Stored data |
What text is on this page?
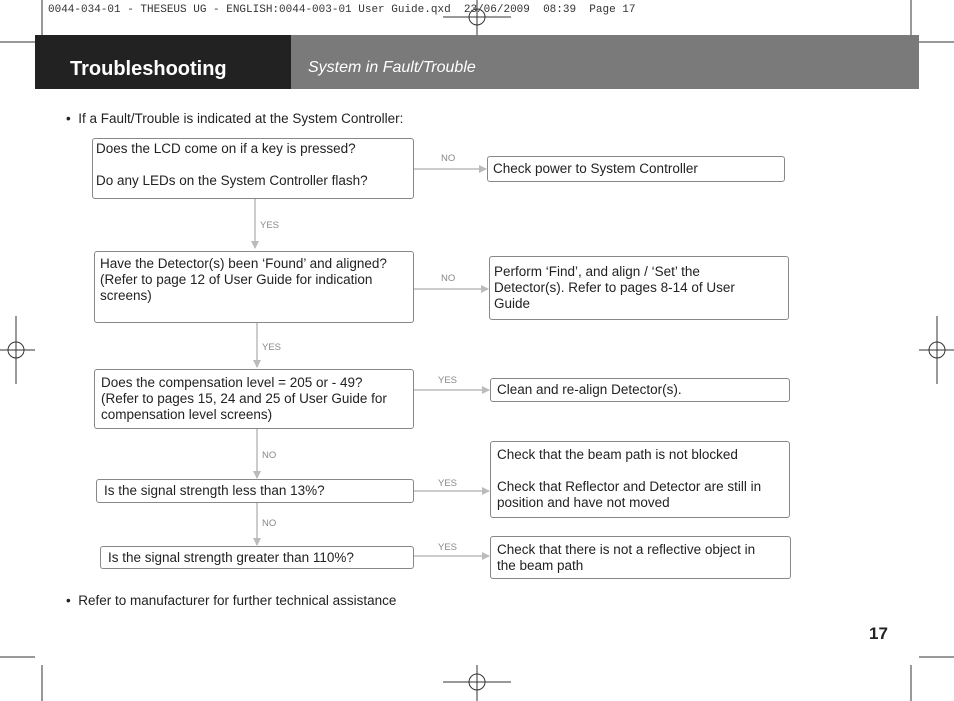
0044-034-01 - THESEUS UG - ENGLISH:0044-003-01 User Guide.qxd  23/06/2009  08:39  Page 17
Troubleshooting	System in Fault/Trouble
•  If a Fault/Trouble is indicated at the System Controller:
Does the LCD come on if a key is pressed?
Do any LEDs on the System Controller flash?
NO
Check power to System Controller
YES
Have the Detector(s) been ‘Found’ and aligned?
(Refer to page 12 of User Guide for indication
screens)
NO	Perform ‘Find’, and align / ‘Set’ the
Detector(s). Refer to pages 8-14 of User
Guide
YES
Does the compensation level = 205 or - 49?
(Refer to pages 15, 24 and 25 of User Guide for
compensation level screens)
YES
Clean and re-align Detector(s).
NO
Is the signal strength less than 13%?	YES
Check that the beam path is not blocked
Check that Reflector and Detector are still in
position and have not moved
NO
Is the signal strength greater than 110%?
YES	Check that there is not a reflective object in
the beam path
•  Refer to manufacturer for further technical assistance
17
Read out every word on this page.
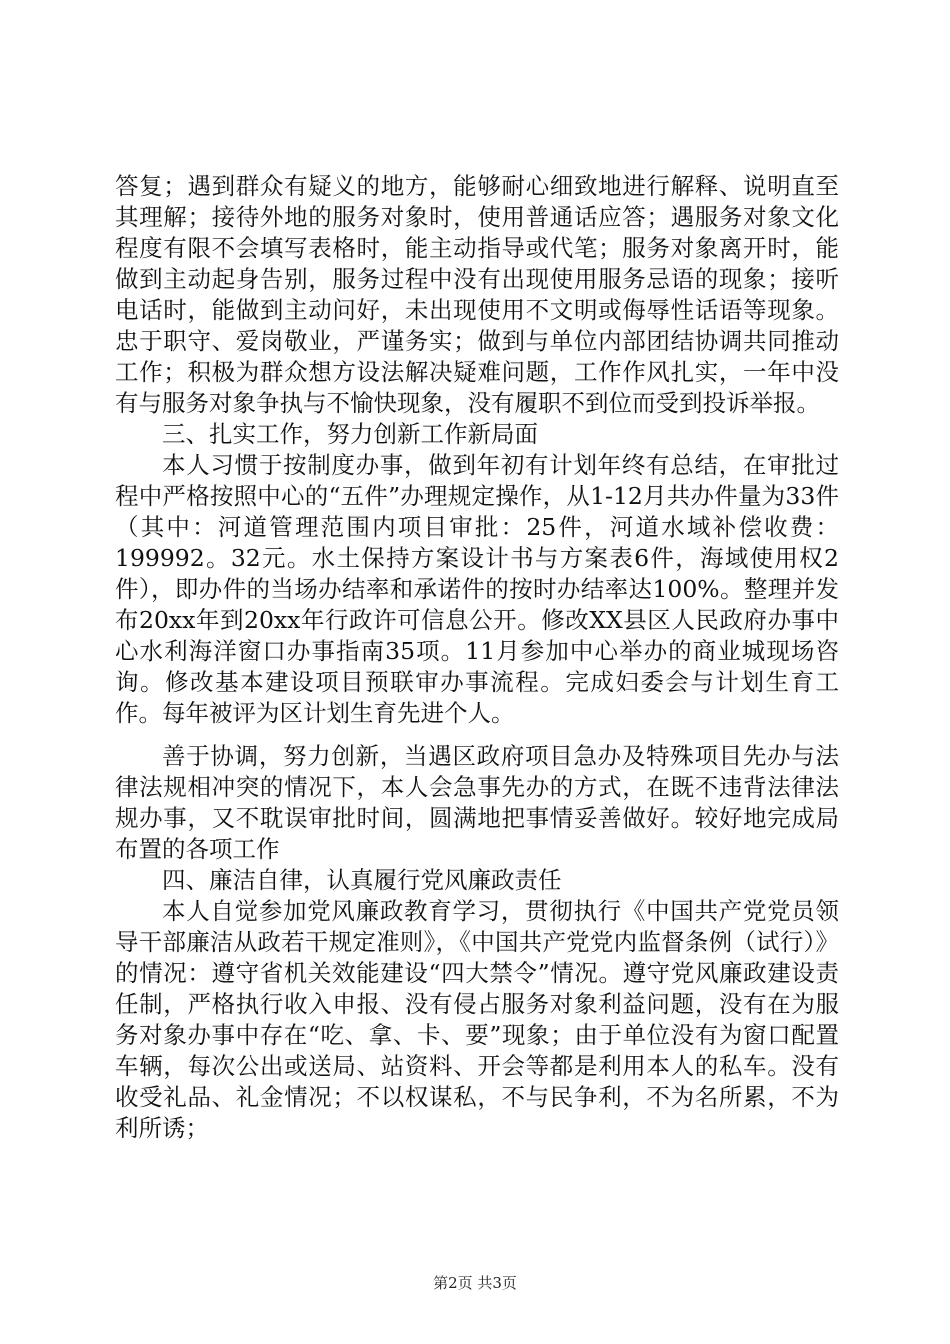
答复；遇到群众有疑义的地方，能够耐心细致地进行解释、说明直至其理解；接待外地的服务对象时，使用普通话应答；遇服务对象文化程度有限不会填写表格时，能主动指导或代笔；服务对象离开时，能做到主动起身告别，服务过程中没有出现使用服务忌语的现象；接听电话时，能做到主动问好，未出现使用不文明或侮辱性话语等现象。忠于职守、爱岗敬业，严谨务实；做到与单位内部团结协调共同推动工作；积极为群众想方设法解决疑难问题，工作作风扎实，一年中没有与服务对象争执与不愉快现象，没有履职不到位而受到投诉举报。

三、扎实工作，努力创新工作新局面

本人习惯于按制度办事，做到年初有计划年终有总结，在审批过程中严格按照中心的“五件”办理规定操作，从1-12月共办件量为33件（其中：河道管理范围内项目审批：25件，河道水域补偿收费：199992。32元。水土保持方案设计书与方案表6件，海域使用权2件），即办件的当场办结率和承诺件的按时办结率达100%。整理并发布20xx年到20xx年行政许可信息公开。修改XX县区人民政府办事中心水利海洋窗口办事指南35项。11月参加中心举办的商业城现场咨询。修改基本建设项目预联审办事流程。完成妇委会与计划生育工作。每年被评为区计划生育先进个人。

善于协调，努力创新，当遇区政府项目急办及特殊项目先办与法律法规相冲突的情况下，本人会急事先办的方式，在既不违背法律法规办事，又不耽误审批时间，圆满地把事情妥善做好。较好地完成局布置的各项工作

四、廉洁自律，认真履行党风廉政责任

本人自觉参加党风廉政教育学习，贯彻执行《中国共产党党员领导干部廉洁从政若干规定准则》，《中国共产党党内监督条例（试行）》的情况：遵守省机关效能建设“四大禁令”情况。遵守党风廉政建设责任制，严格执行收入申报、没有侵占服务对象利益问题，没有在为服务对象办事中存在“吃、拿、卡、要”现象；由于单位没有为窗口配置车辆，每次公出或送局、站资料、开会等都是利用本人的私车。没有收受礼品、礼金情况；不以权谋私，不与民争利，不为名所累，不为利所诱；

第2页 共3页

What you should do | Using the records above, gather all lines where the string "User" is present.

Written answer |
0044-034-01 - THESEUS UG - ENGLISH:0044-003-01 User Guide.qxd  23/06/2009  08:39  Page 17
(Refer to page 12 of User Guide for indication
Detector(s). Refer to pages 8-14 of User
(Refer to pages 15, 24 and 25 of User Guide for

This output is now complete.